===== PROVIDED MATERIAL =====

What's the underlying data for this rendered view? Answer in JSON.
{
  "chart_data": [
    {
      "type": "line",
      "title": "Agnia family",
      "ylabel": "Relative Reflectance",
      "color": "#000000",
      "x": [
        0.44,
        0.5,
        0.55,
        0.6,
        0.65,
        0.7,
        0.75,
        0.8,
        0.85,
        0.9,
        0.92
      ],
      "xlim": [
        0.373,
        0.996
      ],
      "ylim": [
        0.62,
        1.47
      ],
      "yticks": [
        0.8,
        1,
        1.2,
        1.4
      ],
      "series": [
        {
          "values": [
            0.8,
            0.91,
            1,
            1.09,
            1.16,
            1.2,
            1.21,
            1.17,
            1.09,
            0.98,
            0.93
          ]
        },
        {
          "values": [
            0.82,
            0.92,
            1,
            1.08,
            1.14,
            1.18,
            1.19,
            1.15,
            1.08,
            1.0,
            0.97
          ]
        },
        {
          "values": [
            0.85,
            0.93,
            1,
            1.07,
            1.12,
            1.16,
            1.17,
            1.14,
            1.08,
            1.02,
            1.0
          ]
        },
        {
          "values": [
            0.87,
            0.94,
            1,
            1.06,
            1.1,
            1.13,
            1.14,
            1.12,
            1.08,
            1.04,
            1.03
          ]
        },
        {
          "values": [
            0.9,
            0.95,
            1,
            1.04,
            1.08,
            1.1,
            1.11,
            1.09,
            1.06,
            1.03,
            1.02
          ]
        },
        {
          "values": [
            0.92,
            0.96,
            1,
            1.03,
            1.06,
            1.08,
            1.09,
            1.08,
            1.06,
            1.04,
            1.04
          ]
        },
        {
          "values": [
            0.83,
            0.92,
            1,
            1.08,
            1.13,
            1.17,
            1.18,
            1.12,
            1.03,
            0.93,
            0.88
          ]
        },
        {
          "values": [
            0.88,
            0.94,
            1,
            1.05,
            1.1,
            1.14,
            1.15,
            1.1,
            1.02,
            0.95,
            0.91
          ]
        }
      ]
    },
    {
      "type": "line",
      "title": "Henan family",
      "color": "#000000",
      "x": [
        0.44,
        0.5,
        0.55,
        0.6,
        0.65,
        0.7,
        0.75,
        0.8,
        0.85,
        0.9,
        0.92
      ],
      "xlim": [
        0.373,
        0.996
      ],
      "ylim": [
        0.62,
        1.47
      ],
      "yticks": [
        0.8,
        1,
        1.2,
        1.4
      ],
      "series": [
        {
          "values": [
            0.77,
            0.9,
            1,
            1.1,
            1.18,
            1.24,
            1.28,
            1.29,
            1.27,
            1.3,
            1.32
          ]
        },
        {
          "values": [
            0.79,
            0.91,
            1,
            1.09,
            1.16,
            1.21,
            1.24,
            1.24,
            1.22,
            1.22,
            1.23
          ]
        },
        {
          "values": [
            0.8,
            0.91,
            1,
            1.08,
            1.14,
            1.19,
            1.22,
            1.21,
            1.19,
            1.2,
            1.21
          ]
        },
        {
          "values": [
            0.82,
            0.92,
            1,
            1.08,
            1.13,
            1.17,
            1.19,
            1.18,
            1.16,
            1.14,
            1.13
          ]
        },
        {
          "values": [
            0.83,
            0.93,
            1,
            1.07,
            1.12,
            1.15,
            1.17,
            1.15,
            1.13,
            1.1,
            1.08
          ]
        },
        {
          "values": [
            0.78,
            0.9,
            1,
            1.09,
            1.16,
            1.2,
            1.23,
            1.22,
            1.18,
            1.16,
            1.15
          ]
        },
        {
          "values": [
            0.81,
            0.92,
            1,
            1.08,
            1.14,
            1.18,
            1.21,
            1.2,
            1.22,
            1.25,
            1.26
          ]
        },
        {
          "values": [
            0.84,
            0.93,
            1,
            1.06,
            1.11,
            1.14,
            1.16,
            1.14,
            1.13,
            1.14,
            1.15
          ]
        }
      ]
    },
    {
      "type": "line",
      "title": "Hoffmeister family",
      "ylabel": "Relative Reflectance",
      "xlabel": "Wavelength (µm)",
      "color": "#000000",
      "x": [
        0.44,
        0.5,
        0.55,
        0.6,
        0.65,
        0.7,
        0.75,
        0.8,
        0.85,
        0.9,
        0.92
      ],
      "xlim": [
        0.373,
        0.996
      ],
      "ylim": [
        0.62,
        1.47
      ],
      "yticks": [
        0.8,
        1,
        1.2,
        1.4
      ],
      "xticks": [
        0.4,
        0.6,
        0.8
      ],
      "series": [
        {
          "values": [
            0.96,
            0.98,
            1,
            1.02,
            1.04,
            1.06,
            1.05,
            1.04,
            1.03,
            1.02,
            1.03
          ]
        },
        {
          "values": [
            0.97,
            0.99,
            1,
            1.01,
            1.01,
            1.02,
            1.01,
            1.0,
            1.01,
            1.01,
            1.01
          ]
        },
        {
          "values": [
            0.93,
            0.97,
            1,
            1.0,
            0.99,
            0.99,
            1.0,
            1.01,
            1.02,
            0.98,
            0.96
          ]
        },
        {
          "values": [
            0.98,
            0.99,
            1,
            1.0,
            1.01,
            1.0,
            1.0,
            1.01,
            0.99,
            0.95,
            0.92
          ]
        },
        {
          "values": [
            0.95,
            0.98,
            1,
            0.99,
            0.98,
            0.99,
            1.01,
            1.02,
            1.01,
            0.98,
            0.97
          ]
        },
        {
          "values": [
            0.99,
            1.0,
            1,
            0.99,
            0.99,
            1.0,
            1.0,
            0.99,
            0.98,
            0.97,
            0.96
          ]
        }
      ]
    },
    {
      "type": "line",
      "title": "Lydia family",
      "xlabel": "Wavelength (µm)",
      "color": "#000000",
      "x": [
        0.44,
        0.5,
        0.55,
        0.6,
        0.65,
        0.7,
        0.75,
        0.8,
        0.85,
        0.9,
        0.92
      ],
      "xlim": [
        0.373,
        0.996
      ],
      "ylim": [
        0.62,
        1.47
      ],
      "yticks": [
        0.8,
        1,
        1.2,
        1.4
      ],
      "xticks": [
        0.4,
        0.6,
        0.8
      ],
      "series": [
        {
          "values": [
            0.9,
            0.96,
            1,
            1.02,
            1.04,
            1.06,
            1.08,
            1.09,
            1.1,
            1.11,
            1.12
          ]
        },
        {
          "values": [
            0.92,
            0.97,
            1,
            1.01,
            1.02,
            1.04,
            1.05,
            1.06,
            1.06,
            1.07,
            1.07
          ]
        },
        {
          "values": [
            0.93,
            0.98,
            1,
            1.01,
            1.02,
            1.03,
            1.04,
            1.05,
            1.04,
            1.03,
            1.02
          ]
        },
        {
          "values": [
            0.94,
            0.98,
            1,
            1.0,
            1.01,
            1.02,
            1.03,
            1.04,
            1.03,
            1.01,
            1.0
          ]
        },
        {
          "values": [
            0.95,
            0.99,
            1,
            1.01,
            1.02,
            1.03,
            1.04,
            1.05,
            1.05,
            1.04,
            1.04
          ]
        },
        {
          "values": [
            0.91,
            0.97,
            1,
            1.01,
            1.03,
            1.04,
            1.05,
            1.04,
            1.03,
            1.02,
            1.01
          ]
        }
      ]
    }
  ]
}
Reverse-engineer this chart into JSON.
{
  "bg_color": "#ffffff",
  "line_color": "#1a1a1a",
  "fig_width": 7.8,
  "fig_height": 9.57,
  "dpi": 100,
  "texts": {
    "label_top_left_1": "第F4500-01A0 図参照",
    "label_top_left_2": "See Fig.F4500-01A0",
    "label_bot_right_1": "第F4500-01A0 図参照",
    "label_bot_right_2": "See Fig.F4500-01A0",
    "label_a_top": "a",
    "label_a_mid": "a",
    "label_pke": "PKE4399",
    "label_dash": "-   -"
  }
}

=====

> WHAT YOU ARE ASKED TO DO: Copy out all of the data exactly, leaving nothing out.

> WRITTEN RESPONSE:
What's the underlying data for this rendered view? Answer in JSON.
{
  "chart_data": [
    {
      "type": "line",
      "title": "Agnia family",
      "ylabel": "Relative Reflectance",
      "color": "#000000",
      "x": [
        0.44,
        0.5,
        0.55,
        0.6,
        0.65,
        0.7,
        0.75,
        0.8,
        0.85,
        0.9,
        0.92
      ],
      "xlim": [
        0.373,
        0.996
      ],
      "ylim": [
        0.62,
        1.47
      ],
      "yticks": [
        0.8,
        1,
        1.2,
        1.4
      ],
      "series": [
        {
          "values": [
            0.8,
            0.91,
            1,
            1.09,
            1.16,
            1.2,
            1.21,
            1.17,
            1.09,
            0.98,
            0.93
          ]
        },
        {
          "values": [
            0.82,
            0.92,
            1,
            1.08,
            1.14,
            1.18,
            1.19,
            1.15,
            1.08,
            1.0,
            0.97
          ]
        },
        {
          "values": [
            0.85,
            0.93,
            1,
            1.07,
            1.12,
            1.16,
            1.17,
            1.14,
            1.08,
            1.02,
            1.0
          ]
        },
        {
          "values": [
            0.87,
            0.94,
            1,
            1.06,
            1.1,
            1.13,
            1.14,
            1.12,
            1.08,
            1.04,
            1.03
          ]
        },
        {
          "values": [
            0.9,
            0.95,
            1,
            1.04,
            1.08,
            1.1,
            1.11,
            1.09,
            1.06,
            1.03,
            1.02
          ]
        },
        {
          "values": [
            0.92,
            0.96,
            1,
            1.03,
            1.06,
            1.08,
            1.09,
            1.08,
            1.06,
            1.04,
            1.04
          ]
        },
        {
          "values": [
            0.83,
            0.92,
            1,
            1.08,
            1.13,
            1.17,
            1.18,
            1.12,
            1.03,
            0.93,
            0.88
          ]
        },
        {
          "values": [
            0.88,
            0.94,
            1,
            1.05,
            1.1,
            1.14,
            1.15,
            1.1,
            1.02,
            0.95,
            0.91
          ]
        }
      ]
    },
    {
      "type": "line",
      "title": "Henan family",
      "color": "#000000",
      "x": [
        0.44,
        0.5,
        0.55,
        0.6,
        0.65,
        0.7,
        0.75,
        0.8,
        0.85,
        0.9,
        0.92
      ],
      "xlim": [
        0.373,
        0.996
      ],
      "ylim": [
        0.62,
        1.47
      ],
      "yticks": [
        0.8,
        1,
        1.2,
        1.4
      ],
      "series": [
        {
          "values": [
            0.77,
            0.9,
            1,
            1.1,
            1.18,
            1.24,
            1.28,
            1.29,
            1.27,
            1.3,
            1.32
          ]
        },
        {
          "values": [
            0.79,
            0.91,
            1,
            1.09,
            1.16,
            1.21,
            1.24,
            1.24,
            1.22,
            1.22,
            1.23
          ]
        },
        {
          "values": [
            0.8,
            0.91,
            1,
            1.08,
            1.14,
            1.19,
            1.22,
            1.21,
            1.19,
            1.2,
            1.21
          ]
        },
        {
          "values": [
            0.82,
            0.92,
            1,
            1.08,
            1.13,
            1.17,
            1.19,
            1.18,
            1.16,
            1.14,
            1.13
          ]
        },
        {
          "values": [
            0.83,
            0.93,
            1,
            1.07,
            1.12,
            1.15,
            1.17,
            1.15,
            1.13,
            1.1,
            1.08
          ]
        },
        {
          "values": [
            0.78,
            0.9,
            1,
            1.09,
            1.16,
            1.2,
            1.23,
            1.22,
            1.18,
            1.16,
            1.15
          ]
        },
        {
          "values": [
            0.81,
            0.92,
            1,
            1.08,
            1.14,
            1.18,
            1.21,
            1.2,
            1.22,
            1.25,
            1.26
          ]
        },
        {
          "values": [
            0.84,
            0.93,
            1,
            1.06,
            1.11,
            1.14,
            1.16,
            1.14,
            1.13,
            1.14,
            1.15
          ]
        }
      ]
    },
    {
      "type": "line",
      "title": "Hoffmeister family",
      "ylabel": "Relative Reflectance",
      "xlabel": "Wavelength (µm)",
      "color": "#000000",
      "x": [
        0.44,
        0.5,
        0.55,
        0.6,
        0.65,
        0.7,
        0.75,
        0.8,
        0.85,
        0.9,
        0.92
      ],
      "xlim": [
        0.373,
        0.996
      ],
      "ylim": [
        0.62,
        1.47
      ],
      "yticks": [
        0.8,
        1,
        1.2,
        1.4
      ],
      "xticks": [
        0.4,
        0.6,
        0.8
      ],
      "series": [
        {
          "values": [
            0.96,
            0.98,
            1,
            1.02,
            1.04,
            1.06,
            1.05,
            1.04,
            1.03,
            1.02,
            1.03
          ]
        },
        {
          "values": [
            0.97,
            0.99,
            1,
            1.01,
            1.01,
            1.02,
            1.01,
            1.0,
            1.01,
            1.01,
            1.01
          ]
        },
        {
          "values": [
            0.93,
            0.97,
            1,
            1.0,
            0.99,
            0.99,
            1.0,
            1.01,
            1.02,
            0.98,
            0.96
          ]
        },
        {
          "values": [
            0.98,
            0.99,
            1,
            1.0,
            1.01,
            1.0,
            1.0,
            1.01,
            0.99,
            0.95,
            0.92
          ]
        },
        {
          "values": [
            0.95,
            0.98,
            1,
            0.99,
            0.98,
            0.99,
            1.01,
            1.02,
            1.01,
            0.98,
            0.97
          ]
        },
        {
          "values": [
            0.99,
            1.0,
            1,
            0.99,
            0.99,
            1.0,
            1.0,
            0.99,
            0.98,
            0.97,
            0.96
          ]
        }
      ]
    },
    {
      "type": "line",
      "title": "Lydia family",
      "xlabel": "Wavelength (µm)",
      "color": "#000000",
      "x": [
        0.44,
        0.5,
        0.55,
        0.6,
        0.65,
        0.7,
        0.75,
        0.8,
        0.85,
        0.9,
        0.92
      ],
      "xlim": [
        0.373,
        0.996
      ],
      "ylim": [
        0.62,
        1.47
      ],
      "yticks": [
        0.8,
        1,
        1.2,
        1.4
      ],
      "xticks": [
        0.4,
        0.6,
        0.8
      ],
      "series": [
        {
          "values": [
            0.9,
            0.96,
            1,
            1.02,
            1.04,
            1.06,
            1.08,
            1.09,
            1.1,
            1.11,
            1.12
          ]
        },
        {
          "values": [
            0.92,
            0.97,
            1,
            1.01,
            1.02,
            1.04,
            1.05,
            1.06,
            1.06,
            1.07,
            1.07
          ]
        },
        {
          "values": [
            0.93,
            0.98,
            1,
            1.01,
            1.02,
            1.03,
            1.04,
            1.05,
            1.04,
            1.03,
            1.02
          ]
        },
        {
          "values": [
            0.94,
            0.98,
            1,
            1.0,
            1.01,
            1.02,
            1.03,
            1.04,
            1.03,
            1.01,
            1.0
          ]
        },
        {
          "values": [
            0.95,
            0.99,
            1,
            1.01,
            1.02,
            1.03,
            1.04,
            1.05,
            1.05,
            1.04,
            1.04
          ]
        },
        {
          "values": [
            0.91,
            0.97,
            1,
            1.01,
            1.03,
            1.04,
            1.05,
            1.04,
            1.03,
            1.02,
            1.01
          ]
        }
      ]
    }
  ]
}
Reverse-engineer this chart into JSON.
{
  "bg_color": "#ffffff",
  "line_color": "#1a1a1a",
  "fig_width": 7.8,
  "fig_height": 9.57,
  "dpi": 100,
  "texts": {
    "label_top_left_1": "第F4500-01A0 図参照",
    "label_top_left_2": "See Fig.F4500-01A0",
    "label_bot_right_1": "第F4500-01A0 図参照",
    "label_bot_right_2": "See Fig.F4500-01A0",
    "label_a_top": "a",
    "label_a_mid": "a",
    "label_pke": "PKE4399",
    "label_dash": "-   -"
  }
}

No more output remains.